| Records provided |
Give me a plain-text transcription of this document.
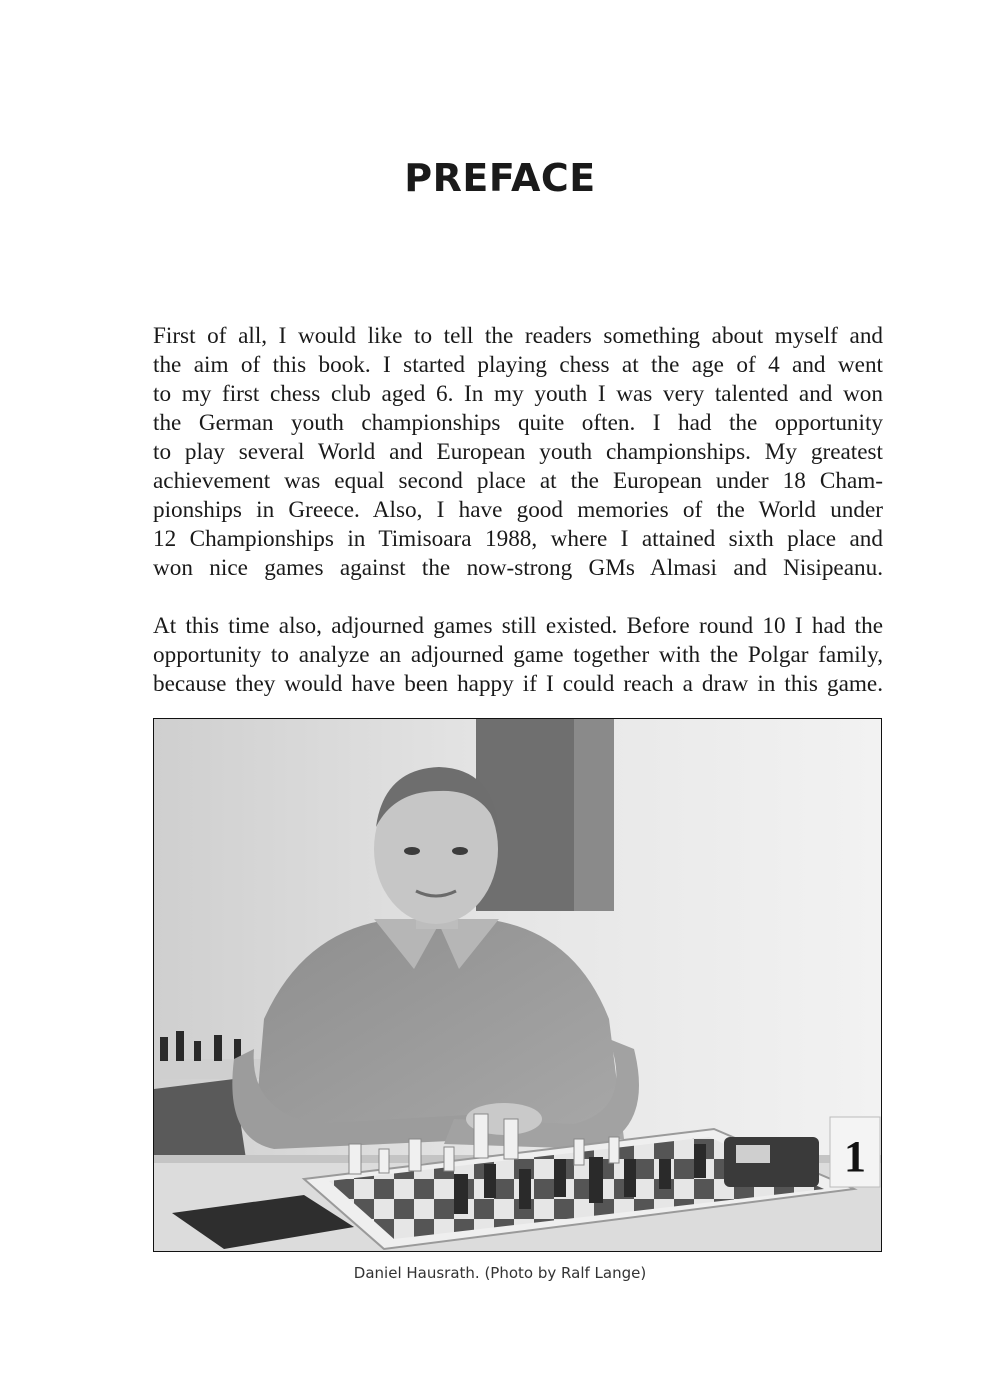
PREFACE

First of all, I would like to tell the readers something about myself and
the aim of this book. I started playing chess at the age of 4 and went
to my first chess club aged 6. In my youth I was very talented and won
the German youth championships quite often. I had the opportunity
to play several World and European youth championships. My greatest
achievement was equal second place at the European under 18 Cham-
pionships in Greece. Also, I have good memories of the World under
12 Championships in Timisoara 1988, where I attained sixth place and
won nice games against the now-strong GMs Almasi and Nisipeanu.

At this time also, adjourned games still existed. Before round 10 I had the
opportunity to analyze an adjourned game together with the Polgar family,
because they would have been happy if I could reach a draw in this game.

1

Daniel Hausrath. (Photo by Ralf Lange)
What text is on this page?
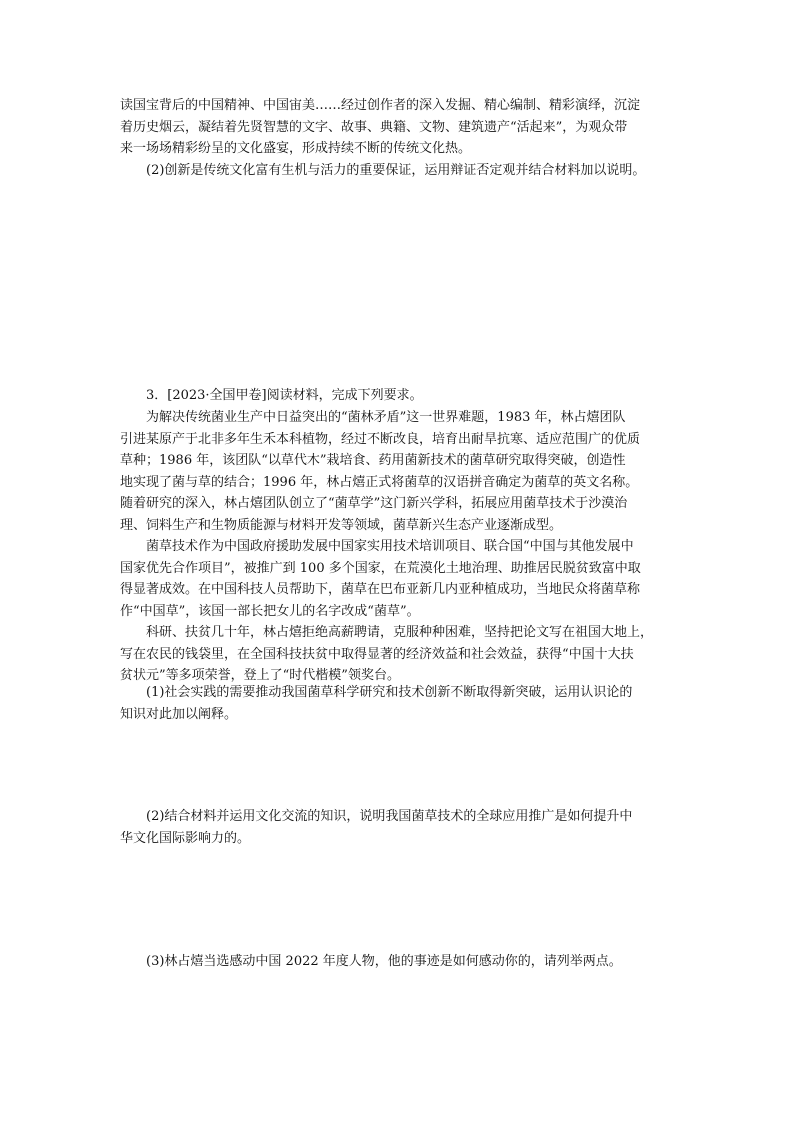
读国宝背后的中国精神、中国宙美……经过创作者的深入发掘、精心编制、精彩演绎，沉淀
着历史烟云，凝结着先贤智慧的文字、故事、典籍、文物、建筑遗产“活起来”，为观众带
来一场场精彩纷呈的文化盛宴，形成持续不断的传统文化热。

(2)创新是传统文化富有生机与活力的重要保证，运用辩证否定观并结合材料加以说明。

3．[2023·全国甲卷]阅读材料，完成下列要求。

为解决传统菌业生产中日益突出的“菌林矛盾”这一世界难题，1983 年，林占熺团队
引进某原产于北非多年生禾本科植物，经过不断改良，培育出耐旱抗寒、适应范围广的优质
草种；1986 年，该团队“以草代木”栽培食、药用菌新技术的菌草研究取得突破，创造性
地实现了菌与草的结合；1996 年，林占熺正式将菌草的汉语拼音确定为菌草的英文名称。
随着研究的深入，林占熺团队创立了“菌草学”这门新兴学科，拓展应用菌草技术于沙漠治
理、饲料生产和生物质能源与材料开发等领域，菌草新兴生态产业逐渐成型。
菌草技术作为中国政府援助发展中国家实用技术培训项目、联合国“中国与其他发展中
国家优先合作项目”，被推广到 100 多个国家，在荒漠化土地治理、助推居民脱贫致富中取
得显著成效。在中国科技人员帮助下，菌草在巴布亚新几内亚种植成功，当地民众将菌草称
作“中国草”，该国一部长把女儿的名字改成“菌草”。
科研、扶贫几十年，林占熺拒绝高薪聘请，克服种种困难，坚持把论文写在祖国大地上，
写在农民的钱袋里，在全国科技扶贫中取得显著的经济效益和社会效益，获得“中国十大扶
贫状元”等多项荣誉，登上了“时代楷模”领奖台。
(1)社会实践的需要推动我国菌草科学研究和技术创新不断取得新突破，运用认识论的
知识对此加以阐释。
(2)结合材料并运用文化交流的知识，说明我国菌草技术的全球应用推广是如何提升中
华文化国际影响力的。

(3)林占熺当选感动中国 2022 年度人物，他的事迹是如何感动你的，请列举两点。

--

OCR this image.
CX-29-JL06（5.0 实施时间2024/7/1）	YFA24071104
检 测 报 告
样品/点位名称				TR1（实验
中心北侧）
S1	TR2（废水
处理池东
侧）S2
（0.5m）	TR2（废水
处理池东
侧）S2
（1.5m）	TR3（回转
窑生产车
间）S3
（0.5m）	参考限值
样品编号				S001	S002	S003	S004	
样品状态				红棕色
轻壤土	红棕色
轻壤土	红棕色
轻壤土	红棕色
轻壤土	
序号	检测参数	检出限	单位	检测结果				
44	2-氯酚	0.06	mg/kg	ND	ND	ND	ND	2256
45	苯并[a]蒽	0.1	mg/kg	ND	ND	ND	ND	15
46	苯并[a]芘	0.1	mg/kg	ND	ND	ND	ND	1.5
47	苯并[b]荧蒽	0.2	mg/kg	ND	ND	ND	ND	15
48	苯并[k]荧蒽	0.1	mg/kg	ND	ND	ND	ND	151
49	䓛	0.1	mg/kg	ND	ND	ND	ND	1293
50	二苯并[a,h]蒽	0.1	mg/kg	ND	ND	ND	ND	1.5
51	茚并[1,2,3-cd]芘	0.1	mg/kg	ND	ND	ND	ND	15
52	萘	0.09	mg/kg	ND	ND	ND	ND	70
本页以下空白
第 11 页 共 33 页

| Job |
Search the listing above for the string "this". Copy every line that contains it.

| Complete response |
Give me a plain-text transcription of this document.
the aim of this book. I started playing chess at the age of 4 and went
At this time also, adjourned games still existed. Before round 10 I had the
because they would have been happy if I could reach a draw in this game.
What text is on this page?
OCR this image.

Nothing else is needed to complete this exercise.